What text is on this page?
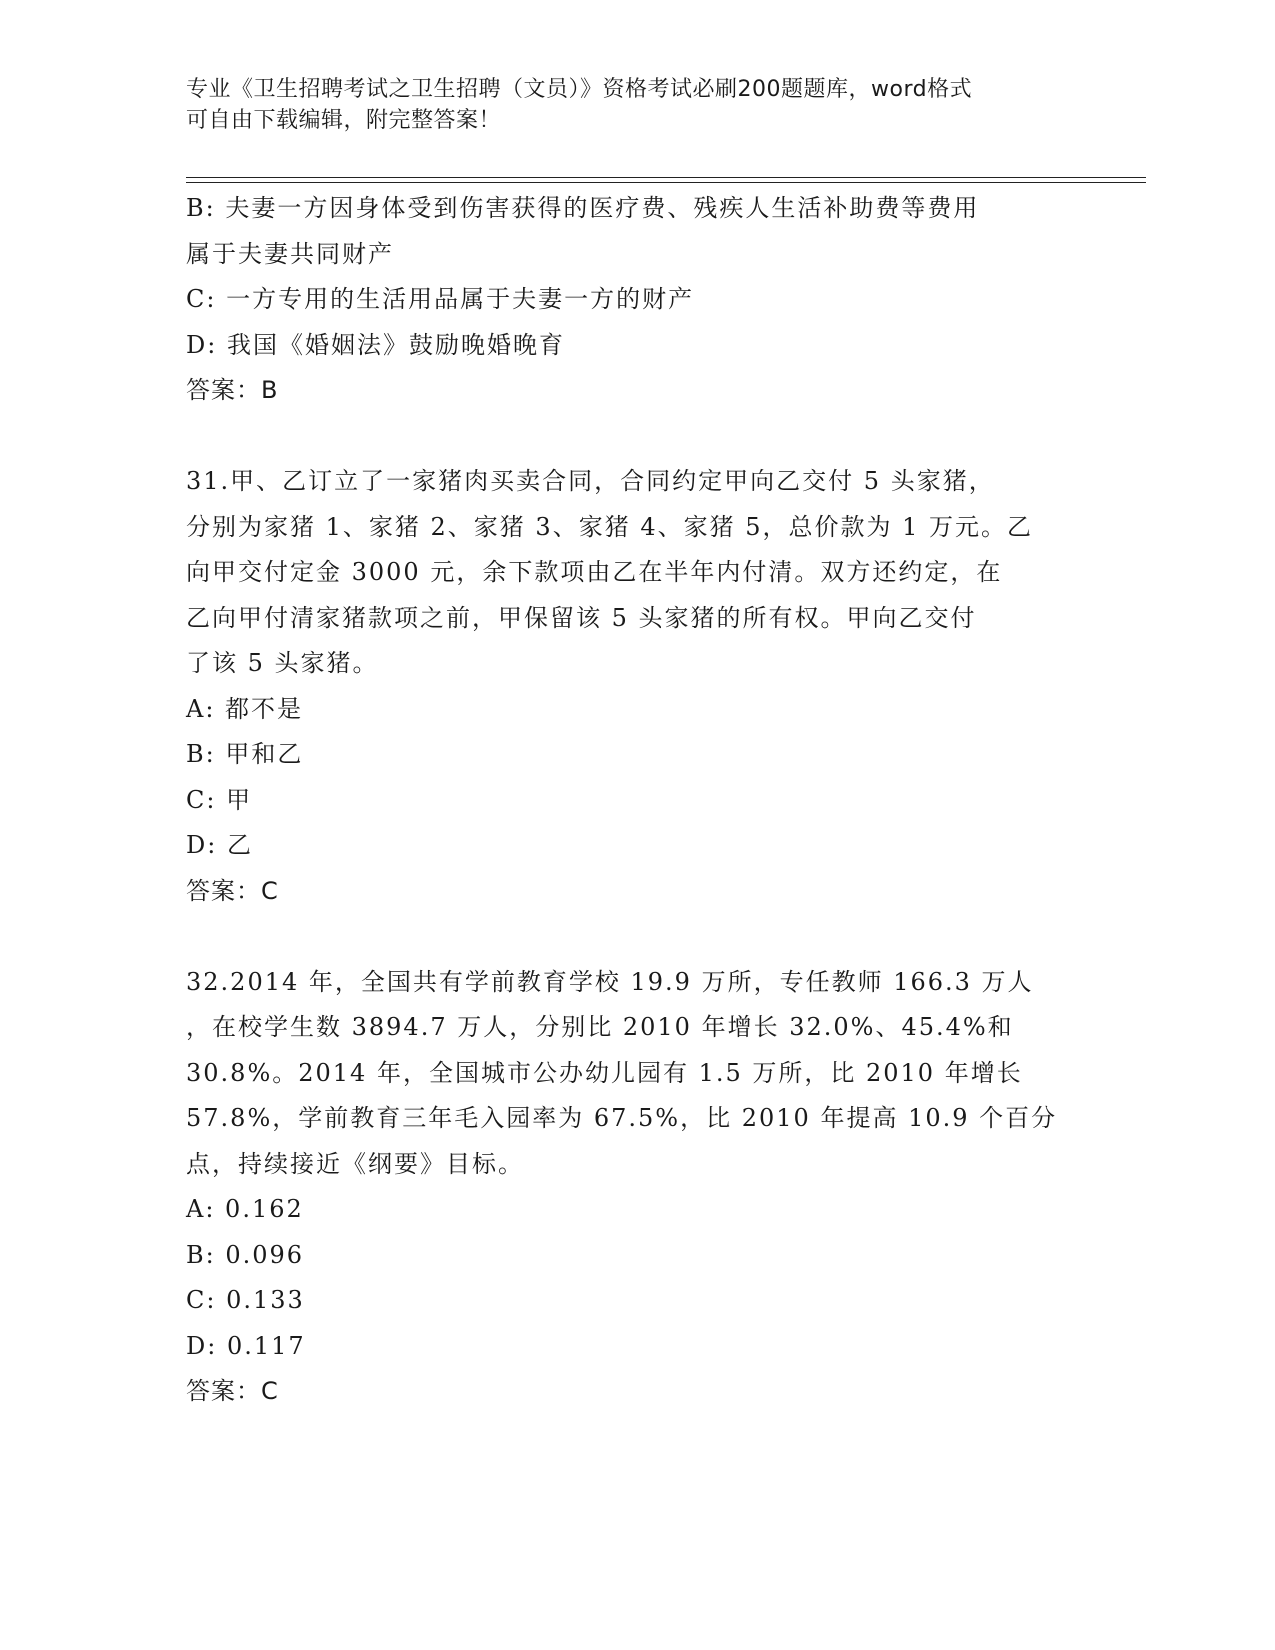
专业《卫生招聘考试之卫生招聘（文员）》资格考试必刷200题题库，word格式
可自由下载编辑，附完整答案！
B: 夫妻一方因身体受到伤害获得的医疗费、残疾人生活补助费等费用
属于夫妻共同财产
C: 一方专用的生活用品属于夫妻一方的财产
D: 我国《婚姻法》鼓励晚婚晚育
答案：B
31.甲、乙订立了一家猪肉买卖合同，合同约定甲向乙交付 5 头家猪，
分别为家猪 1、家猪 2、家猪 3、家猪 4、家猪 5，总价款为 1 万元。乙
向甲交付定金 3000 元，余下款项由乙在半年内付清。双方还约定，在
乙向甲付清家猪款项之前，甲保留该 5 头家猪的所有权。甲向乙交付
了该 5 头家猪。
A: 都不是
B: 甲和乙
C: 甲
D: 乙
答案：C
32.2014 年，全国共有学前教育学校 19.9 万所，专任教师 166.3 万人
，在校学生数 3894.7 万人，分别比 2010 年增长 32.0%、45.4%和
30.8%。2014 年，全国城市公办幼儿园有 1.5 万所，比 2010 年增长
57.8%，学前教育三年毛入园率为 67.5%，比 2010 年提高 10.9 个百分
点，持续接近《纲要》目标。
A: 0.162
B: 0.096
C: 0.133
D: 0.117
答案：C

■ What to do: Retype the records exactly. Any image in them should not appear in what you write.

■ Exercise answer:
What text is on this page?
专业《卫生招聘考试之卫生招聘（文员）》资格考试必刷200题题库，word格式
可自由下载编辑，附完整答案！
B: 夫妻一方因身体受到伤害获得的医疗费、残疾人生活补助费等费用
属于夫妻共同财产
C: 一方专用的生活用品属于夫妻一方的财产
D: 我国《婚姻法》鼓励晚婚晚育
答案：B
31.甲、乙订立了一家猪肉买卖合同，合同约定甲向乙交付 5 头家猪，
分别为家猪 1、家猪 2、家猪 3、家猪 4、家猪 5，总价款为 1 万元。乙
向甲交付定金 3000 元，余下款项由乙在半年内付清。双方还约定，在
乙向甲付清家猪款项之前，甲保留该 5 头家猪的所有权。甲向乙交付
了该 5 头家猪。
A: 都不是
B: 甲和乙
C: 甲
D: 乙
答案：C
32.2014 年，全国共有学前教育学校 19.9 万所，专任教师 166.3 万人
，在校学生数 3894.7 万人，分别比 2010 年增长 32.0%、45.4%和
30.8%。2014 年，全国城市公办幼儿园有 1.5 万所，比 2010 年增长
57.8%，学前教育三年毛入园率为 67.5%，比 2010 年提高 10.9 个百分
点，持续接近《纲要》目标。
A: 0.162
B: 0.096
C: 0.133
D: 0.117
答案：C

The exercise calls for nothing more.